= Given information =
** Start **

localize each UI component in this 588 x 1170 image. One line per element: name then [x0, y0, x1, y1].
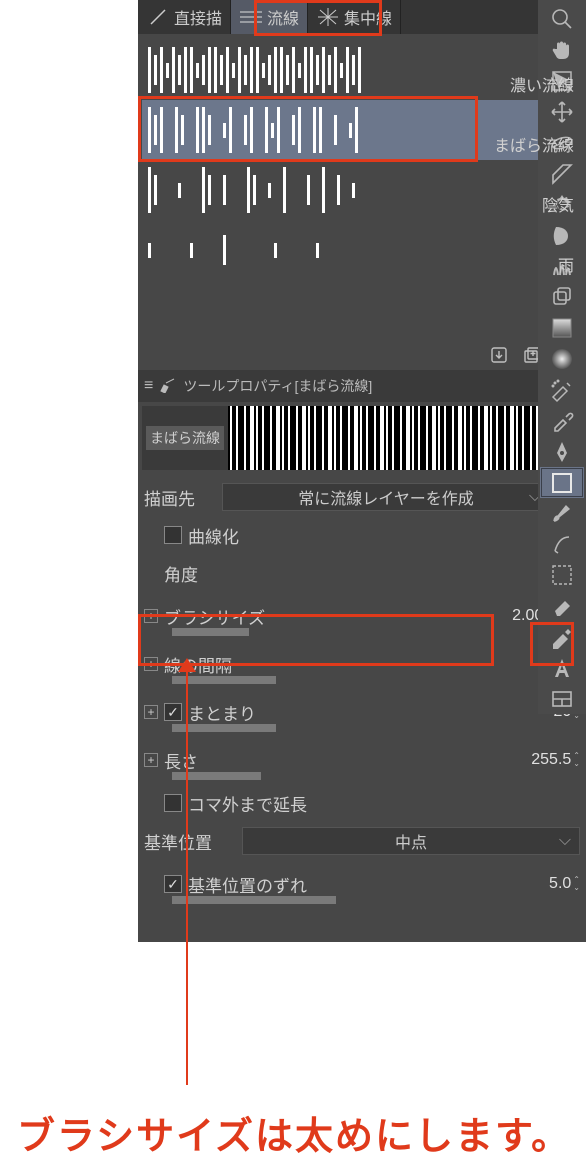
preset-sparse[interactable]: まばら流線	[142, 100, 582, 160]
prop-extend: コマ外まで延長	[144, 786, 580, 820]
preset-dense-label: 濃い流線	[510, 72, 574, 96]
tool-frame[interactable]	[540, 683, 584, 714]
prop-ref-value: 中点	[395, 829, 427, 853]
tab-focus[interactable]: 集中線	[308, 0, 401, 34]
prop-cluster: + ✓ まとまり 20 ⌃⌄	[144, 690, 580, 734]
tool-move-layer[interactable]	[540, 97, 584, 128]
prop-angle: 角度 90.0 ⌃⌄	[144, 556, 580, 590]
prop-ref-offset-checkbox[interactable]: ✓	[164, 875, 182, 893]
prop-draw-target: 描画先 常に流線レイヤーを作成 ⚙	[144, 480, 580, 514]
tool-hand[interactable]	[540, 35, 584, 66]
expand-icon[interactable]: +	[144, 705, 158, 719]
tab-flow[interactable]: 流線	[231, 0, 308, 34]
tool-rectangle[interactable]	[540, 467, 584, 498]
preview-chip-label: まばら流線	[146, 426, 224, 450]
prop-length-slider[interactable]	[172, 772, 470, 780]
tool-ruler[interactable]	[540, 158, 584, 189]
tool-gradient[interactable]	[540, 313, 584, 344]
tab-focus-label: 集中線	[344, 5, 392, 29]
right-toolbar	[538, 0, 586, 714]
menu-icon[interactable]: ≡	[144, 377, 153, 395]
prop-curve-checkbox[interactable]	[164, 526, 182, 544]
flow-lines-icon	[239, 8, 263, 26]
prop-curve-label: 曲線化	[188, 523, 580, 548]
prop-spacing-slider[interactable]	[172, 676, 470, 684]
preset-dense[interactable]: 濃い流線	[142, 40, 582, 100]
expand-icon[interactable]: +	[144, 753, 158, 767]
brush-small-icon	[159, 377, 177, 396]
preset-rain[interactable]: 雨	[142, 220, 582, 280]
arrow-stepper-icon[interactable]: ⌃⌄	[573, 876, 580, 892]
annotation-arrow-line	[186, 665, 188, 1085]
tool-property-title: ツールプロパティ[まばら流線]	[183, 376, 372, 396]
prop-ref-offset-slider[interactable]	[172, 896, 470, 904]
prop-draw-target-label: 描画先	[144, 485, 214, 510]
tool-correction[interactable]	[540, 622, 584, 653]
tool-eyedropper[interactable]	[540, 405, 584, 436]
preset-gloomy-label: 陰気	[542, 192, 574, 216]
preset-rain-label: 雨	[558, 252, 574, 276]
tool-magnifier[interactable]	[540, 4, 584, 35]
prop-reference: 基準位置 中点	[144, 824, 580, 858]
tab-direct-label: 直接描	[174, 5, 222, 29]
tool-gradient-map[interactable]	[540, 344, 584, 375]
prop-angle-label: 角度	[164, 561, 534, 586]
expand-icon[interactable]: +	[144, 657, 158, 671]
subtool-tabs: 直接描 流線 集中線	[138, 0, 586, 34]
prop-brush-label: ブラシサイズ	[164, 604, 506, 629]
tab-flow-label: 流線	[267, 5, 299, 29]
expand-icon[interactable]: +	[144, 609, 158, 623]
prop-cluster-label: まとまり	[188, 700, 548, 725]
prop-draw-target-select[interactable]: 常に流線レイヤーを作成	[222, 483, 550, 511]
preset-gloomy[interactable]: 陰気	[142, 160, 582, 220]
tab-direct[interactable]: 直接描	[138, 0, 231, 34]
tool-properties: 描画先 常に流線レイヤーを作成 ⚙ 曲線化 角度 90.0 ⌃⌄ + ブラシサイ…	[138, 474, 586, 912]
prop-length: + 長さ 255.5 ⌃⌄	[144, 738, 580, 782]
prop-ref-select[interactable]: 中点	[242, 827, 580, 855]
tool-decoration[interactable]	[540, 282, 584, 313]
tool-airbrush[interactable]	[540, 375, 584, 406]
prop-brush-size: + ブラシサイズ 2.00 ⌃⌄ ◎	[144, 594, 580, 638]
tool-property-header: ≡ ツールプロパティ[まばら流線]	[138, 370, 586, 402]
prop-draw-target-value: 常に流線レイヤーを作成	[298, 485, 474, 509]
prop-extend-checkbox[interactable]	[164, 794, 182, 812]
tool-fill[interactable]	[540, 220, 584, 251]
tool-text[interactable]	[540, 652, 584, 683]
prop-extend-label: コマ外まで延長	[188, 791, 580, 816]
tool-pen[interactable]	[540, 436, 584, 467]
prop-length-label: 長さ	[164, 748, 525, 773]
prop-ref-offset-value[interactable]: 5.0	[549, 875, 571, 893]
tool-eraser[interactable]	[540, 591, 584, 622]
slash-icon	[146, 8, 170, 26]
prop-length-value[interactable]: 255.5	[531, 751, 571, 769]
prop-spacing: + 線の間隔 5.00 ⌃⌄	[144, 642, 580, 686]
prop-ref-offset-label: 基準位置のずれ	[188, 872, 543, 897]
preview-stripes	[228, 406, 582, 470]
prop-curve: 曲線化	[144, 518, 580, 552]
preset-rain-swatch	[148, 226, 576, 274]
tool-selection[interactable]	[540, 560, 584, 591]
prop-ref-label: 基準位置	[144, 829, 234, 854]
preset-sparse-label: まばら流線	[494, 132, 574, 156]
focus-lines-icon	[316, 8, 340, 26]
prop-cluster-slider[interactable]	[172, 724, 470, 732]
prop-ref-offset: ✓ 基準位置のずれ 5.0 ⌃⌄	[144, 862, 580, 906]
prop-spacing-label: 線の間隔	[164, 652, 534, 677]
prop-brush-slider[interactable]	[172, 628, 470, 636]
annotation-caption: ブラシサイズは太めにします。	[0, 1105, 588, 1160]
tool-brush[interactable]	[540, 498, 584, 529]
prop-cluster-checkbox[interactable]: ✓	[164, 703, 182, 721]
arrow-stepper-icon[interactable]: ⌃⌄	[573, 752, 580, 768]
download-preset-icon[interactable]	[488, 344, 510, 366]
preset-gloomy-swatch	[148, 166, 576, 214]
tool-property-preview: まばら流線	[142, 406, 582, 470]
preset-list: 濃い流線 まばら流線 陰気 雨	[138, 34, 586, 370]
tool-calligraphy[interactable]	[540, 529, 584, 560]
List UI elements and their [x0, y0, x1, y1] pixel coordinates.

** End **

= What this task involves =
Return every line of the material above verbatim, leaving out the pictures.

= Solution for this exercise =
localize each UI component in this 588 x 1170 image. One line per element: name then [x0, y0, x1, y1].
preset-sparse[interactable]: まばら流線	[142, 100, 582, 160]
prop-extend: コマ外まで延長	[144, 786, 580, 820]
preset-dense-label: 濃い流線	[510, 72, 574, 96]
tool-frame[interactable]	[540, 683, 584, 714]
prop-ref-value: 中点	[395, 829, 427, 853]
tab-focus[interactable]: 集中線	[308, 0, 401, 34]
prop-cluster: + ✓ まとまり 20 ⌃⌄	[144, 690, 580, 734]
tool-move-layer[interactable]	[540, 97, 584, 128]
prop-angle: 角度 90.0 ⌃⌄	[144, 556, 580, 590]
prop-ref-offset-checkbox[interactable]: ✓	[164, 875, 182, 893]
prop-draw-target: 描画先 常に流線レイヤーを作成 ⚙	[144, 480, 580, 514]
tool-hand[interactable]	[540, 35, 584, 66]
expand-icon[interactable]: +	[144, 705, 158, 719]
tab-flow[interactable]: 流線	[231, 0, 308, 34]
tool-rectangle[interactable]	[540, 467, 584, 498]
preview-chip-label: まばら流線	[146, 426, 224, 450]
prop-length-slider[interactable]	[172, 772, 470, 780]
tool-ruler[interactable]	[540, 158, 584, 189]
tool-gradient[interactable]	[540, 313, 584, 344]
tab-focus-label: 集中線	[344, 5, 392, 29]
right-toolbar	[538, 0, 586, 714]
menu-icon[interactable]: ≡	[144, 377, 153, 395]
prop-curve-checkbox[interactable]	[164, 526, 182, 544]
flow-lines-icon	[239, 8, 263, 26]
prop-curve-label: 曲線化	[188, 523, 580, 548]
prop-spacing-slider[interactable]	[172, 676, 470, 684]
preset-dense[interactable]: 濃い流線	[142, 40, 582, 100]
expand-icon[interactable]: +	[144, 753, 158, 767]
brush-small-icon	[159, 377, 177, 396]
preset-rain[interactable]: 雨	[142, 220, 582, 280]
arrow-stepper-icon[interactable]: ⌃⌄	[573, 876, 580, 892]
annotation-arrow-line	[186, 665, 188, 1085]
tool-property-title: ツールプロパティ[まばら流線]	[183, 376, 372, 396]
prop-ref-offset-slider[interactable]	[172, 896, 470, 904]
prop-draw-target-label: 描画先	[144, 485, 214, 510]
tool-correction[interactable]	[540, 622, 584, 653]
tool-eyedropper[interactable]	[540, 405, 584, 436]
preset-gloomy-label: 陰気	[542, 192, 574, 216]
preset-rain-label: 雨	[558, 252, 574, 276]
tool-magnifier[interactable]	[540, 4, 584, 35]
prop-reference: 基準位置 中点	[144, 824, 580, 858]
tab-direct-label: 直接描	[174, 5, 222, 29]
tool-gradient-map[interactable]	[540, 344, 584, 375]
prop-angle-label: 角度	[164, 561, 534, 586]
expand-icon[interactable]: +	[144, 657, 158, 671]
subtool-tabs: 直接描 流線 集中線	[138, 0, 586, 34]
prop-brush-label: ブラシサイズ	[164, 604, 506, 629]
tab-flow-label: 流線	[267, 5, 299, 29]
expand-icon[interactable]: +	[144, 609, 158, 623]
prop-cluster-label: まとまり	[188, 700, 548, 725]
prop-draw-target-select[interactable]: 常に流線レイヤーを作成	[222, 483, 550, 511]
preset-gloomy[interactable]: 陰気	[142, 160, 582, 220]
tab-direct[interactable]: 直接描	[138, 0, 231, 34]
tool-properties: 描画先 常に流線レイヤーを作成 ⚙ 曲線化 角度 90.0 ⌃⌄ + ブラシサイ…	[138, 474, 586, 912]
prop-length: + 長さ 255.5 ⌃⌄	[144, 738, 580, 782]
prop-ref-select[interactable]: 中点	[242, 827, 580, 855]
tool-decoration[interactable]	[540, 282, 584, 313]
tool-airbrush[interactable]	[540, 375, 584, 406]
prop-brush-size: + ブラシサイズ 2.00 ⌃⌄ ◎	[144, 594, 580, 638]
tool-property-header: ≡ ツールプロパティ[まばら流線]	[138, 370, 586, 402]
prop-draw-target-value: 常に流線レイヤーを作成	[298, 485, 474, 509]
prop-extend-checkbox[interactable]	[164, 794, 182, 812]
tool-fill[interactable]	[540, 220, 584, 251]
tool-text[interactable]	[540, 652, 584, 683]
prop-extend-label: コマ外まで延長	[188, 791, 580, 816]
tool-pen[interactable]	[540, 436, 584, 467]
prop-length-label: 長さ	[164, 748, 525, 773]
prop-ref-offset-value[interactable]: 5.0	[549, 875, 571, 893]
tool-eraser[interactable]	[540, 591, 584, 622]
slash-icon	[146, 8, 170, 26]
prop-length-value[interactable]: 255.5	[531, 751, 571, 769]
prop-spacing: + 線の間隔 5.00 ⌃⌄	[144, 642, 580, 686]
prop-ref-offset-label: 基準位置のずれ	[188, 872, 543, 897]
preview-stripes	[228, 406, 582, 470]
prop-curve: 曲線化	[144, 518, 580, 552]
preset-rain-swatch	[148, 226, 576, 274]
tool-selection[interactable]	[540, 560, 584, 591]
prop-ref-label: 基準位置	[144, 829, 234, 854]
preset-sparse-label: まばら流線	[494, 132, 574, 156]
focus-lines-icon	[316, 8, 340, 26]
prop-cluster-slider[interactable]	[172, 724, 470, 732]
prop-ref-offset: ✓ 基準位置のずれ 5.0 ⌃⌄	[144, 862, 580, 906]
prop-spacing-label: 線の間隔	[164, 652, 534, 677]
prop-brush-slider[interactable]	[172, 628, 470, 636]
annotation-caption: ブラシサイズは太めにします。	[0, 1105, 588, 1160]
tool-brush[interactable]	[540, 498, 584, 529]
prop-cluster-checkbox[interactable]: ✓	[164, 703, 182, 721]
arrow-stepper-icon[interactable]: ⌃⌄	[573, 752, 580, 768]
download-preset-icon[interactable]	[488, 344, 510, 366]
preset-gloomy-swatch	[148, 166, 576, 214]
tool-property-preview: まばら流線	[142, 406, 582, 470]
preset-list: 濃い流線 まばら流線 陰気 雨	[138, 34, 586, 370]
tool-calligraphy[interactable]	[540, 529, 584, 560]
List UI elements and their [x0, y0, x1, y1] pixel coordinates.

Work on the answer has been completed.